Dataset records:

• • • • • • •

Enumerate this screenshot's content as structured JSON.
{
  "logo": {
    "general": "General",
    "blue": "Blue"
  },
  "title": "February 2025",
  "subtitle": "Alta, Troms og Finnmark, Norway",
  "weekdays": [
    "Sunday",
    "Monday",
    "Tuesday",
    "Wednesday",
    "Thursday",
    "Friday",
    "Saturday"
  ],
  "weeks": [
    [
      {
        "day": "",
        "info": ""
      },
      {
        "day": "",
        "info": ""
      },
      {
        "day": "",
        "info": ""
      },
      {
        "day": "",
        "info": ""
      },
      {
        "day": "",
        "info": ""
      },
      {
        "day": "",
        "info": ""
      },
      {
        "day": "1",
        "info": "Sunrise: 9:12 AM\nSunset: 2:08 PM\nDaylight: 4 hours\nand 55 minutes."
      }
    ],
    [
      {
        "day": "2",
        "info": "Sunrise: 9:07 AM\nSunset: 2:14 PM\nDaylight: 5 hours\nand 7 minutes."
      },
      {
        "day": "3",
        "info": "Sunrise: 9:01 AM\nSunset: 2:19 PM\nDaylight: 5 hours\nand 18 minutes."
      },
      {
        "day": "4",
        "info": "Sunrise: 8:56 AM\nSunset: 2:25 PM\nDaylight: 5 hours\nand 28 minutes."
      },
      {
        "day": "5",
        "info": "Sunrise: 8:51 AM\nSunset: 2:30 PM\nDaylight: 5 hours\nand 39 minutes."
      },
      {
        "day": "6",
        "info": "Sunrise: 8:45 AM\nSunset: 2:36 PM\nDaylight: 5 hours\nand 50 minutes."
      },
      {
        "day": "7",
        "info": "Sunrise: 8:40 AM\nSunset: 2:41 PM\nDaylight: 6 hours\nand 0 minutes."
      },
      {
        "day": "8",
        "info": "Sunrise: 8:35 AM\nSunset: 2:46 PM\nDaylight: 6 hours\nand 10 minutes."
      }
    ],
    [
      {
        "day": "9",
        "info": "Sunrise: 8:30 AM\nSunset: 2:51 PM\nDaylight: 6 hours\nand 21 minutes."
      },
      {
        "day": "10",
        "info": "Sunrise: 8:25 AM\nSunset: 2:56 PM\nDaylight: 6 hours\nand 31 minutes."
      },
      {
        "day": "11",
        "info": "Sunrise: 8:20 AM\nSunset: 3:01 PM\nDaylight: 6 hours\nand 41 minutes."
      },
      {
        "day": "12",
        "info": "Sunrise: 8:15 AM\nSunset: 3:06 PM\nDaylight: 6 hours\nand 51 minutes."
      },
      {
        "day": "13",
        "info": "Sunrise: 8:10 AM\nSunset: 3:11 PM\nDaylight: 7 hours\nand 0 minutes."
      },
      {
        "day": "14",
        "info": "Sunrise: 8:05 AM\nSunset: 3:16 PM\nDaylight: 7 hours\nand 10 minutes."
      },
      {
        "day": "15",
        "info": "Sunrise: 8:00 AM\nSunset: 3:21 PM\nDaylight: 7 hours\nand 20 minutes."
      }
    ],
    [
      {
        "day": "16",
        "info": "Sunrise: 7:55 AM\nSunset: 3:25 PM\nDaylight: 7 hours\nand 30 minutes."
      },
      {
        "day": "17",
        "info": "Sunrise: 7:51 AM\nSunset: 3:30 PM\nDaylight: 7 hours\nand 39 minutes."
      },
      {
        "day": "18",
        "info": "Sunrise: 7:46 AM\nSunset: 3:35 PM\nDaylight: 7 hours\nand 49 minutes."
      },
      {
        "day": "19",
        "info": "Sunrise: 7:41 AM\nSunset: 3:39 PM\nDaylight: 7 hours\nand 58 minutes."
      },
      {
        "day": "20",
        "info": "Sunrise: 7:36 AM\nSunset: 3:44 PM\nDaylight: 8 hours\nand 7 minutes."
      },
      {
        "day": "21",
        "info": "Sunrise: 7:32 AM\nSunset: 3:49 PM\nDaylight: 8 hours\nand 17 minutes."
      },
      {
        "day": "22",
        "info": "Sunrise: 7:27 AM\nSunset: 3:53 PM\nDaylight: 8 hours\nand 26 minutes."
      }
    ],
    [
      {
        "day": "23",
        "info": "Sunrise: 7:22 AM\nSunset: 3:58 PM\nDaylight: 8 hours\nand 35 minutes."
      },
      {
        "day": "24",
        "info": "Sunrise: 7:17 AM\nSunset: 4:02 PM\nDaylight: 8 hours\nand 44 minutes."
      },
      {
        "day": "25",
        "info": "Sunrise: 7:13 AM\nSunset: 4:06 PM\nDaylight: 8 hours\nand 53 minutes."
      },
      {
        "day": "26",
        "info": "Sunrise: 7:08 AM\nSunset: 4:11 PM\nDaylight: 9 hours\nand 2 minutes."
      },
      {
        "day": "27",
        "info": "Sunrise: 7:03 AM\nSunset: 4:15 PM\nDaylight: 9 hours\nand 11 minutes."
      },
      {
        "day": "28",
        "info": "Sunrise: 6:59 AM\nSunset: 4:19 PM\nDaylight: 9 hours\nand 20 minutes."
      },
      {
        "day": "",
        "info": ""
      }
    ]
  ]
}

• • • • • • •

- **The exercise**: Write out every entry above, word for word.

- **Task output**:
Enumerate this screenshot's content as structured JSON.
{
  "logo": {
    "general": "General",
    "blue": "Blue"
  },
  "title": "February 2025",
  "subtitle": "Alta, Troms og Finnmark, Norway",
  "weekdays": [
    "Sunday",
    "Monday",
    "Tuesday",
    "Wednesday",
    "Thursday",
    "Friday",
    "Saturday"
  ],
  "weeks": [
    [
      {
        "day": "",
        "info": ""
      },
      {
        "day": "",
        "info": ""
      },
      {
        "day": "",
        "info": ""
      },
      {
        "day": "",
        "info": ""
      },
      {
        "day": "",
        "info": ""
      },
      {
        "day": "",
        "info": ""
      },
      {
        "day": "1",
        "info": "Sunrise: 9:12 AM\nSunset: 2:08 PM\nDaylight: 4 hours\nand 55 minutes."
      }
    ],
    [
      {
        "day": "2",
        "info": "Sunrise: 9:07 AM\nSunset: 2:14 PM\nDaylight: 5 hours\nand 7 minutes."
      },
      {
        "day": "3",
        "info": "Sunrise: 9:01 AM\nSunset: 2:19 PM\nDaylight: 5 hours\nand 18 minutes."
      },
      {
        "day": "4",
        "info": "Sunrise: 8:56 AM\nSunset: 2:25 PM\nDaylight: 5 hours\nand 28 minutes."
      },
      {
        "day": "5",
        "info": "Sunrise: 8:51 AM\nSunset: 2:30 PM\nDaylight: 5 hours\nand 39 minutes."
      },
      {
        "day": "6",
        "info": "Sunrise: 8:45 AM\nSunset: 2:36 PM\nDaylight: 5 hours\nand 50 minutes."
      },
      {
        "day": "7",
        "info": "Sunrise: 8:40 AM\nSunset: 2:41 PM\nDaylight: 6 hours\nand 0 minutes."
      },
      {
        "day": "8",
        "info": "Sunrise: 8:35 AM\nSunset: 2:46 PM\nDaylight: 6 hours\nand 10 minutes."
      }
    ],
    [
      {
        "day": "9",
        "info": "Sunrise: 8:30 AM\nSunset: 2:51 PM\nDaylight: 6 hours\nand 21 minutes."
      },
      {
        "day": "10",
        "info": "Sunrise: 8:25 AM\nSunset: 2:56 PM\nDaylight: 6 hours\nand 31 minutes."
      },
      {
        "day": "11",
        "info": "Sunrise: 8:20 AM\nSunset: 3:01 PM\nDaylight: 6 hours\nand 41 minutes."
      },
      {
        "day": "12",
        "info": "Sunrise: 8:15 AM\nSunset: 3:06 PM\nDaylight: 6 hours\nand 51 minutes."
      },
      {
        "day": "13",
        "info": "Sunrise: 8:10 AM\nSunset: 3:11 PM\nDaylight: 7 hours\nand 0 minutes."
      },
      {
        "day": "14",
        "info": "Sunrise: 8:05 AM\nSunset: 3:16 PM\nDaylight: 7 hours\nand 10 minutes."
      },
      {
        "day": "15",
        "info": "Sunrise: 8:00 AM\nSunset: 3:21 PM\nDaylight: 7 hours\nand 20 minutes."
      }
    ],
    [
      {
        "day": "16",
        "info": "Sunrise: 7:55 AM\nSunset: 3:25 PM\nDaylight: 7 hours\nand 30 minutes."
      },
      {
        "day": "17",
        "info": "Sunrise: 7:51 AM\nSunset: 3:30 PM\nDaylight: 7 hours\nand 39 minutes."
      },
      {
        "day": "18",
        "info": "Sunrise: 7:46 AM\nSunset: 3:35 PM\nDaylight: 7 hours\nand 49 minutes."
      },
      {
        "day": "19",
        "info": "Sunrise: 7:41 AM\nSunset: 3:39 PM\nDaylight: 7 hours\nand 58 minutes."
      },
      {
        "day": "20",
        "info": "Sunrise: 7:36 AM\nSunset: 3:44 PM\nDaylight: 8 hours\nand 7 minutes."
      },
      {
        "day": "21",
        "info": "Sunrise: 7:32 AM\nSunset: 3:49 PM\nDaylight: 8 hours\nand 17 minutes."
      },
      {
        "day": "22",
        "info": "Sunrise: 7:27 AM\nSunset: 3:53 PM\nDaylight: 8 hours\nand 26 minutes."
      }
    ],
    [
      {
        "day": "23",
        "info": "Sunrise: 7:22 AM\nSunset: 3:58 PM\nDaylight: 8 hours\nand 35 minutes."
      },
      {
        "day": "24",
        "info": "Sunrise: 7:17 AM\nSunset: 4:02 PM\nDaylight: 8 hours\nand 44 minutes."
      },
      {
        "day": "25",
        "info": "Sunrise: 7:13 AM\nSunset: 4:06 PM\nDaylight: 8 hours\nand 53 minutes."
      },
      {
        "day": "26",
        "info": "Sunrise: 7:08 AM\nSunset: 4:11 PM\nDaylight: 9 hours\nand 2 minutes."
      },
      {
        "day": "27",
        "info": "Sunrise: 7:03 AM\nSunset: 4:15 PM\nDaylight: 9 hours\nand 11 minutes."
      },
      {
        "day": "28",
        "info": "Sunrise: 6:59 AM\nSunset: 4:19 PM\nDaylight: 9 hours\nand 20 minutes."
      },
      {
        "day": "",
        "info": ""
      }
    ]
  ]
}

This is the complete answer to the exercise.